▶ _RECORDED DATA_:
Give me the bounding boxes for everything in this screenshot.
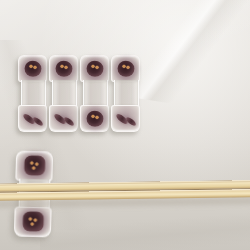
chopstick-rest (49, 55, 78, 132)
gold-speck (64, 65, 67, 68)
twin-oval-blob (112, 106, 139, 131)
rest-top-section (111, 55, 140, 82)
gold-speck (95, 65, 98, 68)
rest-top-section (18, 55, 47, 82)
rest-middle-section (52, 80, 77, 107)
plum-oval (32, 116, 45, 127)
gold-speck (91, 114, 94, 117)
gold-speck (126, 65, 129, 68)
plum-oval (125, 116, 138, 127)
rest-bottom-section (80, 105, 109, 132)
rest-top-section (49, 55, 78, 82)
gold-speck (33, 219, 36, 222)
twin-oval-blob (19, 106, 46, 131)
gold-speck (122, 64, 125, 67)
gold-speck (28, 217, 31, 220)
rest-bottom-section (14, 207, 52, 238)
chopsticks (0, 180, 250, 204)
rest-top-section (15, 151, 53, 182)
gold-speck (32, 167, 35, 170)
photo-scene (0, 0, 250, 250)
plum-dot-blob (23, 155, 45, 176)
rest-bottom-section (49, 105, 78, 132)
plum-dot-blob (117, 60, 134, 76)
paper-crease (40, 205, 250, 250)
chopstick-rest (18, 55, 47, 132)
plum-dot-blob (86, 110, 103, 126)
rest-middle-section (83, 80, 108, 107)
plum-oval (63, 116, 76, 127)
rest-bottom-section (18, 105, 47, 132)
gold-speck (95, 115, 98, 118)
plum-dot-blob (86, 60, 103, 76)
rest-middle-section (114, 80, 139, 107)
gold-speck (91, 64, 94, 67)
gold-speck (29, 64, 32, 67)
gold-speck (60, 64, 63, 67)
gold-speck (33, 65, 36, 68)
rest-top-section (80, 55, 109, 82)
plum-dot-blob (24, 60, 41, 76)
rest-bottom-section (111, 105, 140, 132)
chopstick-rest (80, 55, 109, 132)
plum-dot-blob (22, 211, 44, 232)
rest-middle-section (21, 80, 46, 107)
chopstick-rest-row (18, 55, 140, 132)
gold-speck (30, 223, 33, 226)
plum-dot-blob (55, 60, 72, 76)
chopstick-rest (111, 55, 140, 132)
gold-speck (35, 163, 38, 166)
gold-speck (30, 161, 33, 164)
twin-oval-blob (50, 106, 77, 131)
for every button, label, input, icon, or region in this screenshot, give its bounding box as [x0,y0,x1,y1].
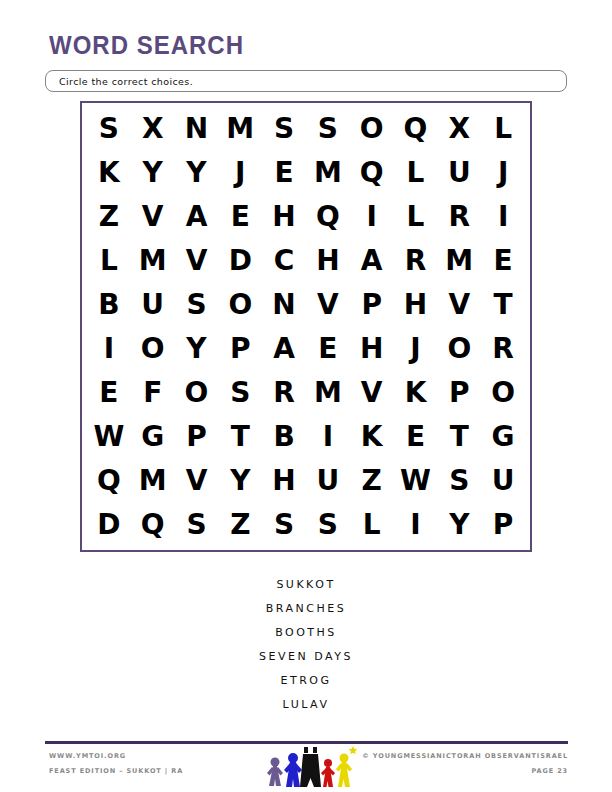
grid-cell[interactable]: V [350,371,394,415]
grid-cell[interactable]: Y [175,150,219,194]
grid-cell[interactable]: M [131,238,175,282]
grid-cell[interactable]: T [481,282,525,326]
grid-cell[interactable]: H [262,194,306,238]
grid-cell[interactable]: P [481,503,525,547]
grid-cell[interactable]: K [394,371,438,415]
grid-cell[interactable]: V [306,282,350,326]
grid-cell[interactable]: O [437,326,481,370]
grid-cell[interactable]: O [131,326,175,370]
grid-cell[interactable]: A [350,238,394,282]
word-list-item: BOOTHS [275,627,337,639]
grid-cell[interactable]: M [218,106,262,150]
grid-cell[interactable]: E [218,194,262,238]
grid-cell[interactable]: L [87,238,131,282]
grid-cell[interactable]: P [218,326,262,370]
site-url: WWW.YMTOI.ORG [49,752,183,760]
grid-cell[interactable]: E [394,415,438,459]
footer-right: © YOUNGMESSIANICTORAH OBSERVANTISRAEL PA… [362,752,568,782]
red-figure [321,759,335,787]
grid-cell[interactable]: I [87,326,131,370]
grid-cell[interactable]: H [262,459,306,503]
grid-cell[interactable]: T [437,415,481,459]
grid-cell[interactable]: Y [437,503,481,547]
footer-divider [45,741,568,744]
grid-cell[interactable]: C [262,238,306,282]
grid-cell[interactable]: H [306,238,350,282]
grid-cell[interactable]: N [175,106,219,150]
grid-cell[interactable]: I [350,194,394,238]
grid-cell[interactable]: V [175,238,219,282]
grid-cell[interactable]: P [350,282,394,326]
grid-cell[interactable]: N [262,282,306,326]
black-figure [300,747,321,787]
instruction-box: Circle the correct choices. [45,70,567,92]
grid-cell[interactable]: W [87,415,131,459]
grid-cell[interactable]: Z [350,459,394,503]
letter-grid: SXNMSSOQXLKYYJEMQLUJZVAEHQILRILMVDCHARME… [80,101,532,552]
grid-cell[interactable]: X [437,106,481,150]
grid-cell[interactable]: Q [306,194,350,238]
grid-cell[interactable]: L [394,194,438,238]
grid-cell[interactable]: Q [131,503,175,547]
grid-cell[interactable]: S [218,371,262,415]
grid-cell[interactable]: S [262,503,306,547]
grid-cell[interactable]: Y [131,150,175,194]
word-list-item: BRANCHES [266,603,346,615]
grid-cell[interactable]: Y [175,326,219,370]
grid-cell[interactable]: U [306,459,350,503]
grid-cell[interactable]: W [394,459,438,503]
grid-cell[interactable]: M [437,238,481,282]
grid-cell[interactable]: Z [87,194,131,238]
grid-cell[interactable]: M [131,459,175,503]
grid-cell[interactable]: R [394,238,438,282]
grid-cell[interactable]: Q [87,459,131,503]
grid-cell[interactable]: M [306,371,350,415]
grid-cell[interactable]: T [218,415,262,459]
grid-cell[interactable]: S [175,503,219,547]
grid-cell[interactable]: M [306,150,350,194]
grid-cell[interactable]: I [481,194,525,238]
grid-cell[interactable]: S [262,106,306,150]
grid-cell[interactable]: S [306,106,350,150]
grid-cell[interactable]: V [131,194,175,238]
star-icon [349,746,358,754]
grid-cell[interactable]: E [87,371,131,415]
grid-cell[interactable]: S [87,106,131,150]
grid-cell[interactable]: I [394,503,438,547]
grid-cell[interactable]: Q [394,106,438,150]
grid-cell[interactable]: G [131,415,175,459]
grid-cell[interactable]: X [131,106,175,150]
grid-cell[interactable]: R [262,371,306,415]
grid-cell[interactable]: Y [218,459,262,503]
grid-cell[interactable]: E [481,238,525,282]
grid-cell[interactable]: U [481,459,525,503]
grid-cell[interactable]: O [175,371,219,415]
grid-cell[interactable]: B [262,415,306,459]
grid-cell[interactable]: S [437,459,481,503]
instruction-text: Circle the correct choices. [59,76,193,87]
ymtoi-dancing-figures-logo [263,745,359,791]
grid-cell[interactable]: R [437,194,481,238]
grid-cell[interactable]: L [481,106,525,150]
grid-cell[interactable]: L [394,150,438,194]
word-list-item: SEVEN DAYS [259,651,353,663]
grid-cell[interactable]: A [262,326,306,370]
yellow-figure [336,746,357,787]
grid-cell[interactable]: K [87,150,131,194]
grid-cell[interactable]: J [481,150,525,194]
grid-cell[interactable]: B [87,282,131,326]
grid-cell[interactable]: E [306,326,350,370]
grid-cell[interactable]: R [481,326,525,370]
grid-cell[interactable]: I [306,415,350,459]
grid-cell[interactable]: F [131,371,175,415]
grid-cell[interactable]: P [437,371,481,415]
grid-cell[interactable]: O [481,371,525,415]
grid-cell[interactable]: Q [350,150,394,194]
grid-cell[interactable]: Z [218,503,262,547]
edition-label: FEAST EDITION – SUKKOT | RA [49,767,183,775]
grid-cell[interactable]: O [218,282,262,326]
grid-cell[interactable]: V [175,459,219,503]
word-list-item: SUKKOT [276,579,335,591]
page-number: PAGE 23 [362,767,568,775]
grid-cell[interactable]: K [350,415,394,459]
grid-cell[interactable]: S [175,282,219,326]
grid-cell[interactable]: L [350,503,394,547]
footer-left: WWW.YMTOI.ORG FEAST EDITION – SUKKOT | R… [49,752,183,782]
grid-cell[interactable]: J [394,326,438,370]
grid-cell[interactable]: S [306,503,350,547]
grid-cell[interactable]: H [350,326,394,370]
worksheet-page: WORD SEARCH Circle the correct choices. … [0,0,612,792]
copyright-text: © YOUNGMESSIANICTORAH OBSERVANTISRAEL [362,752,568,760]
grid-cell[interactable]: E [262,150,306,194]
grid-cell[interactable]: H [394,282,438,326]
grid-cell[interactable]: D [218,238,262,282]
word-list-item: ETROG [281,675,332,687]
grid-cell[interactable]: A [175,194,219,238]
grid-cell[interactable]: O [350,106,394,150]
grid-cell[interactable]: D [87,503,131,547]
blue-figure [284,753,302,787]
purple-figure [267,758,283,787]
grid-cell[interactable]: U [437,150,481,194]
grid-cell[interactable]: U [131,282,175,326]
page-title: WORD SEARCH [49,31,244,60]
grid-cell[interactable]: P [175,415,219,459]
word-list-item: LULAV [283,699,330,711]
word-list: SUKKOTBRANCHESBOOTHSSEVEN DAYSETROGLULAV [0,579,612,711]
grid-cell[interactable]: J [218,150,262,194]
grid-cell[interactable]: G [481,415,525,459]
grid-cell[interactable]: V [437,282,481,326]
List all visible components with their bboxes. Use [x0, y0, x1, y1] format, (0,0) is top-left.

▶ _PROBLEM TO SOLVE_: Return each line from the entries above that contains the string "label".

▶ _FINAL ANSWER_:
for every button, label, input, icon, or region in this screenshot, give its bounding box as [x0,y0,x1,y1].
edition-label: FEAST EDITION – SUKKOT | RA [49,767,183,775]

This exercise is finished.